>> start Dataset rows

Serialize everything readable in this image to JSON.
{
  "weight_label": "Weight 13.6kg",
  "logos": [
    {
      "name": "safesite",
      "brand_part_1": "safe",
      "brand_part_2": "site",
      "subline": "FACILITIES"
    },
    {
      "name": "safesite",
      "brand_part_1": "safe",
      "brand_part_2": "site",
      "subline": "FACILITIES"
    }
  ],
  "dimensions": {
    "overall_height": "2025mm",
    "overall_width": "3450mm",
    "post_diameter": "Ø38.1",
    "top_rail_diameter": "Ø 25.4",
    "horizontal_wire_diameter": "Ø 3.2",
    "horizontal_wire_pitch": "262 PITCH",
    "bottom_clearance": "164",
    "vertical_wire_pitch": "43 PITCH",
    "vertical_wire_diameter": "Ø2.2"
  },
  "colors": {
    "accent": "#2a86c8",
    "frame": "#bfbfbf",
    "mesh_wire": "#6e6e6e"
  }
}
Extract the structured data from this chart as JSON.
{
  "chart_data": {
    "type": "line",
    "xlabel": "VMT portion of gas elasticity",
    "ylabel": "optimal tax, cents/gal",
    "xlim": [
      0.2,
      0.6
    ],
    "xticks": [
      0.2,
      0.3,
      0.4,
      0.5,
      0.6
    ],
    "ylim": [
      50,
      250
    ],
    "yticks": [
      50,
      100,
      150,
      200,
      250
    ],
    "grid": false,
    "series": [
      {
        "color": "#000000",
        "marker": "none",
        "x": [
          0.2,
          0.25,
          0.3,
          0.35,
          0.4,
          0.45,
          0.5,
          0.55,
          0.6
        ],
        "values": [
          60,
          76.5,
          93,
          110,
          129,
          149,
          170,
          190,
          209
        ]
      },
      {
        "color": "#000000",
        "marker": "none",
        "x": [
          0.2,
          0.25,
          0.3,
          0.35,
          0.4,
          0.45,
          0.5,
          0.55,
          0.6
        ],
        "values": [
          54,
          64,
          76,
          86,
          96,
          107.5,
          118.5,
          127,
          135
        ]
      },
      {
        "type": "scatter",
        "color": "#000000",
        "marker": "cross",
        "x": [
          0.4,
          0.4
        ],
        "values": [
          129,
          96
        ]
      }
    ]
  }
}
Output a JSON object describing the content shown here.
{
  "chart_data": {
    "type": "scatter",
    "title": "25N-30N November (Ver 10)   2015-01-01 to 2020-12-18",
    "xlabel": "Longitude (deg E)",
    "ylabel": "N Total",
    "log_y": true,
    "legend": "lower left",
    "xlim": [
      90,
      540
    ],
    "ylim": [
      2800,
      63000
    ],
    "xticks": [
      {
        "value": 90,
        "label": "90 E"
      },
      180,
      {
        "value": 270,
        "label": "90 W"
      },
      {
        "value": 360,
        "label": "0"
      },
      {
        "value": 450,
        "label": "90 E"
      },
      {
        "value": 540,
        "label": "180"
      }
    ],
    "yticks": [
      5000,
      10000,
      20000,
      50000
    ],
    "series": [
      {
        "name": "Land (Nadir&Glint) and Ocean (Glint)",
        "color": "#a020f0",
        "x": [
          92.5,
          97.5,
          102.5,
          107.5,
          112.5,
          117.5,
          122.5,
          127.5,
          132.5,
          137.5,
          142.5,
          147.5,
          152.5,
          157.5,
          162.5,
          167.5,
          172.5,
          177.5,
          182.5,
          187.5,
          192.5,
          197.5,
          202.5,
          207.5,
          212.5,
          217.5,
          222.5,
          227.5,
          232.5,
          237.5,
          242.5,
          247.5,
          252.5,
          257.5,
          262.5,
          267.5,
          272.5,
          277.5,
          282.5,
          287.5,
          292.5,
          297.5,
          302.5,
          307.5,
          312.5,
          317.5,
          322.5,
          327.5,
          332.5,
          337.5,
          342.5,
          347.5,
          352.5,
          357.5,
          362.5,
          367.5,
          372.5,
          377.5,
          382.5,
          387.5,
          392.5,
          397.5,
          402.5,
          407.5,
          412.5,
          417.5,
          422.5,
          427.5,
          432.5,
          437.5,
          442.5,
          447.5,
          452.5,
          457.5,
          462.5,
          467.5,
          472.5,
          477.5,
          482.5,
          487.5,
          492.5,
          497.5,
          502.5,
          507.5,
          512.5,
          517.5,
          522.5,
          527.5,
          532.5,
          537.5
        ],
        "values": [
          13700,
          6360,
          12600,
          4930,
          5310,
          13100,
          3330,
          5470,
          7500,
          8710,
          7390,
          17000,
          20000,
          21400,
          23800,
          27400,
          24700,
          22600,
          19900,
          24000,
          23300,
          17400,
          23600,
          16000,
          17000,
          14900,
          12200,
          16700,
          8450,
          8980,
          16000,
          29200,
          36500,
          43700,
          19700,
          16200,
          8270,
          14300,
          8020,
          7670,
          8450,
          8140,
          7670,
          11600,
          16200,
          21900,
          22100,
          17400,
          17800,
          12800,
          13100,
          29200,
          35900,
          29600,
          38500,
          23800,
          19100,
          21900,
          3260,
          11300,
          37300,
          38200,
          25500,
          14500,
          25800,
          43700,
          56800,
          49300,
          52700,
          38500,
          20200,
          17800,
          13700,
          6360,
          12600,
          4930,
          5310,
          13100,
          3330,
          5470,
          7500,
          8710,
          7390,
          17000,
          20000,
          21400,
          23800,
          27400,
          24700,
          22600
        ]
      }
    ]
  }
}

>> end Dataset rows

• [The exercise]: Repeat back the data above, exact to the last character.

• [The solution]:
Serialize everything readable in this image to JSON.
{
  "weight_label": "Weight 13.6kg",
  "logos": [
    {
      "name": "safesite",
      "brand_part_1": "safe",
      "brand_part_2": "site",
      "subline": "FACILITIES"
    },
    {
      "name": "safesite",
      "brand_part_1": "safe",
      "brand_part_2": "site",
      "subline": "FACILITIES"
    }
  ],
  "dimensions": {
    "overall_height": "2025mm",
    "overall_width": "3450mm",
    "post_diameter": "Ø38.1",
    "top_rail_diameter": "Ø 25.4",
    "horizontal_wire_diameter": "Ø 3.2",
    "horizontal_wire_pitch": "262 PITCH",
    "bottom_clearance": "164",
    "vertical_wire_pitch": "43 PITCH",
    "vertical_wire_diameter": "Ø2.2"
  },
  "colors": {
    "accent": "#2a86c8",
    "frame": "#bfbfbf",
    "mesh_wire": "#6e6e6e"
  }
}
Extract the structured data from this chart as JSON.
{
  "chart_data": {
    "type": "line",
    "xlabel": "VMT portion of gas elasticity",
    "ylabel": "optimal tax, cents/gal",
    "xlim": [
      0.2,
      0.6
    ],
    "xticks": [
      0.2,
      0.3,
      0.4,
      0.5,
      0.6
    ],
    "ylim": [
      50,
      250
    ],
    "yticks": [
      50,
      100,
      150,
      200,
      250
    ],
    "grid": false,
    "series": [
      {
        "color": "#000000",
        "marker": "none",
        "x": [
          0.2,
          0.25,
          0.3,
          0.35,
          0.4,
          0.45,
          0.5,
          0.55,
          0.6
        ],
        "values": [
          60,
          76.5,
          93,
          110,
          129,
          149,
          170,
          190,
          209
        ]
      },
      {
        "color": "#000000",
        "marker": "none",
        "x": [
          0.2,
          0.25,
          0.3,
          0.35,
          0.4,
          0.45,
          0.5,
          0.55,
          0.6
        ],
        "values": [
          54,
          64,
          76,
          86,
          96,
          107.5,
          118.5,
          127,
          135
        ]
      },
      {
        "type": "scatter",
        "color": "#000000",
        "marker": "cross",
        "x": [
          0.4,
          0.4
        ],
        "values": [
          129,
          96
        ]
      }
    ]
  }
}
Output a JSON object describing the content shown here.
{
  "chart_data": {
    "type": "scatter",
    "title": "25N-30N November (Ver 10)   2015-01-01 to 2020-12-18",
    "xlabel": "Longitude (deg E)",
    "ylabel": "N Total",
    "log_y": true,
    "legend": "lower left",
    "xlim": [
      90,
      540
    ],
    "ylim": [
      2800,
      63000
    ],
    "xticks": [
      {
        "value": 90,
        "label": "90 E"
      },
      180,
      {
        "value": 270,
        "label": "90 W"
      },
      {
        "value": 360,
        "label": "0"
      },
      {
        "value": 450,
        "label": "90 E"
      },
      {
        "value": 540,
        "label": "180"
      }
    ],
    "yticks": [
      5000,
      10000,
      20000,
      50000
    ],
    "series": [
      {
        "name": "Land (Nadir&Glint) and Ocean (Glint)",
        "color": "#a020f0",
        "x": [
          92.5,
          97.5,
          102.5,
          107.5,
          112.5,
          117.5,
          122.5,
          127.5,
          132.5,
          137.5,
          142.5,
          147.5,
          152.5,
          157.5,
          162.5,
          167.5,
          172.5,
          177.5,
          182.5,
          187.5,
          192.5,
          197.5,
          202.5,
          207.5,
          212.5,
          217.5,
          222.5,
          227.5,
          232.5,
          237.5,
          242.5,
          247.5,
          252.5,
          257.5,
          262.5,
          267.5,
          272.5,
          277.5,
          282.5,
          287.5,
          292.5,
          297.5,
          302.5,
          307.5,
          312.5,
          317.5,
          322.5,
          327.5,
          332.5,
          337.5,
          342.5,
          347.5,
          352.5,
          357.5,
          362.5,
          367.5,
          372.5,
          377.5,
          382.5,
          387.5,
          392.5,
          397.5,
          402.5,
          407.5,
          412.5,
          417.5,
          422.5,
          427.5,
          432.5,
          437.5,
          442.5,
          447.5,
          452.5,
          457.5,
          462.5,
          467.5,
          472.5,
          477.5,
          482.5,
          487.5,
          492.5,
          497.5,
          502.5,
          507.5,
          512.5,
          517.5,
          522.5,
          527.5,
          532.5,
          537.5
        ],
        "values": [
          13700,
          6360,
          12600,
          4930,
          5310,
          13100,
          3330,
          5470,
          7500,
          8710,
          7390,
          17000,
          20000,
          21400,
          23800,
          27400,
          24700,
          22600,
          19900,
          24000,
          23300,
          17400,
          23600,
          16000,
          17000,
          14900,
          12200,
          16700,
          8450,
          8980,
          16000,
          29200,
          36500,
          43700,
          19700,
          16200,
          8270,
          14300,
          8020,
          7670,
          8450,
          8140,
          7670,
          11600,
          16200,
          21900,
          22100,
          17400,
          17800,
          12800,
          13100,
          29200,
          35900,
          29600,
          38500,
          23800,
          19100,
          21900,
          3260,
          11300,
          37300,
          38200,
          25500,
          14500,
          25800,
          43700,
          56800,
          49300,
          52700,
          38500,
          20200,
          17800,
          13700,
          6360,
          12600,
          4930,
          5310,
          13100,
          3330,
          5470,
          7500,
          8710,
          7390,
          17000,
          20000,
          21400,
          23800,
          27400,
          24700,
          22600
        ]
      }
    ]
  }
}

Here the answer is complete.